▶ **Dataset excerpts**:

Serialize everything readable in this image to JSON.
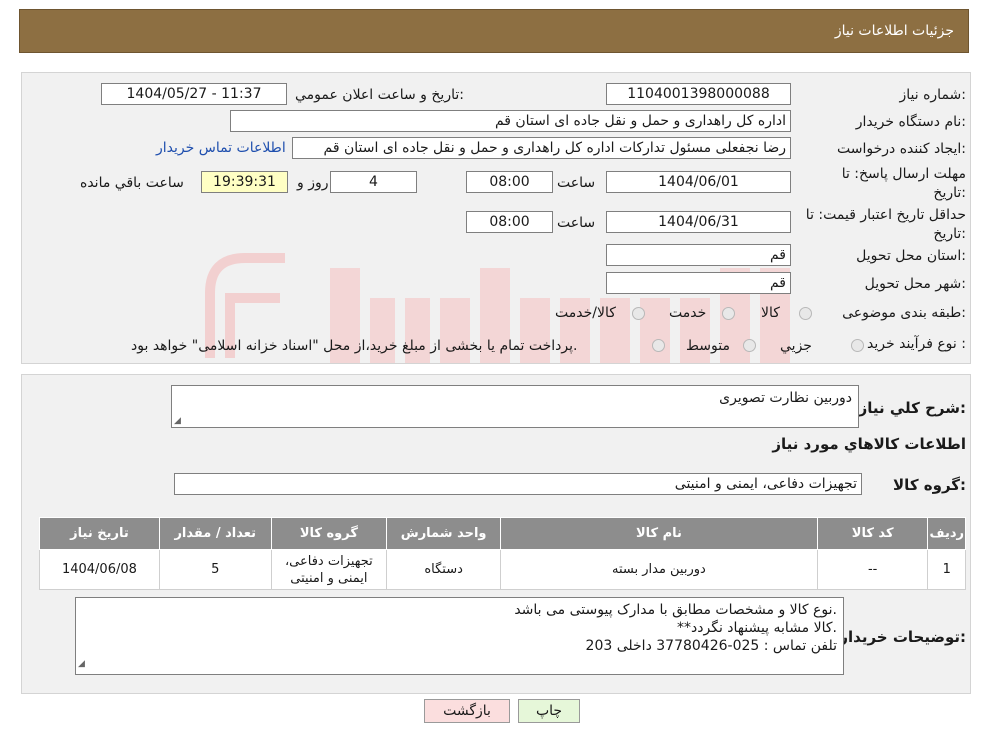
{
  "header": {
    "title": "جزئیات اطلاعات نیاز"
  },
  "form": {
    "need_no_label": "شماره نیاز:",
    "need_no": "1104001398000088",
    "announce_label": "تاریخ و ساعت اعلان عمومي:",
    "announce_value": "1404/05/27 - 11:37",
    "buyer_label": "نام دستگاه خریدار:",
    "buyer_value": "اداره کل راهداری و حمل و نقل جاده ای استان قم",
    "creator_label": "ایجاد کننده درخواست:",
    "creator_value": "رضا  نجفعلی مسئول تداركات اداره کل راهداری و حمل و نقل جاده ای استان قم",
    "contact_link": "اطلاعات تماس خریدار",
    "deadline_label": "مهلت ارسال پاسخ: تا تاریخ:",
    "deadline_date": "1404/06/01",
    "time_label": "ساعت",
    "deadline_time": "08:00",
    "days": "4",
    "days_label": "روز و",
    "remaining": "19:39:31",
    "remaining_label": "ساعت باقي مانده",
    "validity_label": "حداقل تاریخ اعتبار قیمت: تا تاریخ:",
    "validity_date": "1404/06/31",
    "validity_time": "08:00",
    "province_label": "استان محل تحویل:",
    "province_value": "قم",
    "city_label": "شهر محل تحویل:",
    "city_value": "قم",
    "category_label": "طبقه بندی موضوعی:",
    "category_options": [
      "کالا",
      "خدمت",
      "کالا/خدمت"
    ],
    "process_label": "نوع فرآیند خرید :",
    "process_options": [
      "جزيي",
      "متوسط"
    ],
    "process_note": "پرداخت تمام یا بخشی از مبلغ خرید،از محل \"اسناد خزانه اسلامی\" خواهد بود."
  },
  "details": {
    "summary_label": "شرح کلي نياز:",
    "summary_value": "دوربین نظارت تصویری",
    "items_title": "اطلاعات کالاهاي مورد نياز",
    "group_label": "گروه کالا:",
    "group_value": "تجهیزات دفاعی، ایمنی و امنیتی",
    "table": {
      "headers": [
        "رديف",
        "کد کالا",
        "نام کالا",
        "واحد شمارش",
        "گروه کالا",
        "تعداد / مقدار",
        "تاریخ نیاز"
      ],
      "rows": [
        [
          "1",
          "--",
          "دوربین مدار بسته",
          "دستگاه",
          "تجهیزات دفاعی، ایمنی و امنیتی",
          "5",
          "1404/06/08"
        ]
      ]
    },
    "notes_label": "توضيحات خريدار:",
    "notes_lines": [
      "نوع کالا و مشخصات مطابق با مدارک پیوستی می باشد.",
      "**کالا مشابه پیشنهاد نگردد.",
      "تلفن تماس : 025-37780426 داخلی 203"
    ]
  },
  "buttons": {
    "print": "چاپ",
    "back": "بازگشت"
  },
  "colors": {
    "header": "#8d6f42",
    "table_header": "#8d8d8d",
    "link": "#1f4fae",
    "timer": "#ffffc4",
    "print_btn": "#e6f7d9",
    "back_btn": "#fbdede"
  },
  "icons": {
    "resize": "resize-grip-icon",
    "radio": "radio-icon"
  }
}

▶ **Brief**: The records above should be reproduced exactly, with no pictures included.

▶ **Full output**:
Serialize everything readable in this image to JSON.
{
  "header": {
    "title": "جزئیات اطلاعات نیاز"
  },
  "form": {
    "need_no_label": "شماره نیاز:",
    "need_no": "1104001398000088",
    "announce_label": "تاریخ و ساعت اعلان عمومي:",
    "announce_value": "1404/05/27 - 11:37",
    "buyer_label": "نام دستگاه خریدار:",
    "buyer_value": "اداره کل راهداری و حمل و نقل جاده ای استان قم",
    "creator_label": "ایجاد کننده درخواست:",
    "creator_value": "رضا  نجفعلی مسئول تداركات اداره کل راهداری و حمل و نقل جاده ای استان قم",
    "contact_link": "اطلاعات تماس خریدار",
    "deadline_label": "مهلت ارسال پاسخ: تا تاریخ:",
    "deadline_date": "1404/06/01",
    "time_label": "ساعت",
    "deadline_time": "08:00",
    "days": "4",
    "days_label": "روز و",
    "remaining": "19:39:31",
    "remaining_label": "ساعت باقي مانده",
    "validity_label": "حداقل تاریخ اعتبار قیمت: تا تاریخ:",
    "validity_date": "1404/06/31",
    "validity_time": "08:00",
    "province_label": "استان محل تحویل:",
    "province_value": "قم",
    "city_label": "شهر محل تحویل:",
    "city_value": "قم",
    "category_label": "طبقه بندی موضوعی:",
    "category_options": [
      "کالا",
      "خدمت",
      "کالا/خدمت"
    ],
    "process_label": "نوع فرآیند خرید :",
    "process_options": [
      "جزيي",
      "متوسط"
    ],
    "process_note": "پرداخت تمام یا بخشی از مبلغ خرید،از محل \"اسناد خزانه اسلامی\" خواهد بود."
  },
  "details": {
    "summary_label": "شرح کلي نياز:",
    "summary_value": "دوربین نظارت تصویری",
    "items_title": "اطلاعات کالاهاي مورد نياز",
    "group_label": "گروه کالا:",
    "group_value": "تجهیزات دفاعی، ایمنی و امنیتی",
    "table": {
      "headers": [
        "رديف",
        "کد کالا",
        "نام کالا",
        "واحد شمارش",
        "گروه کالا",
        "تعداد / مقدار",
        "تاریخ نیاز"
      ],
      "rows": [
        [
          "1",
          "--",
          "دوربین مدار بسته",
          "دستگاه",
          "تجهیزات دفاعی، ایمنی و امنیتی",
          "5",
          "1404/06/08"
        ]
      ]
    },
    "notes_label": "توضيحات خريدار:",
    "notes_lines": [
      "نوع کالا و مشخصات مطابق با مدارک پیوستی می باشد.",
      "**کالا مشابه پیشنهاد نگردد.",
      "تلفن تماس : 025-37780426 داخلی 203"
    ]
  },
  "buttons": {
    "print": "چاپ",
    "back": "بازگشت"
  },
  "colors": {
    "header": "#8d6f42",
    "table_header": "#8d8d8d",
    "link": "#1f4fae",
    "timer": "#ffffc4",
    "print_btn": "#e6f7d9",
    "back_btn": "#fbdede"
  },
  "icons": {
    "resize": "resize-grip-icon",
    "radio": "radio-icon"
  }
}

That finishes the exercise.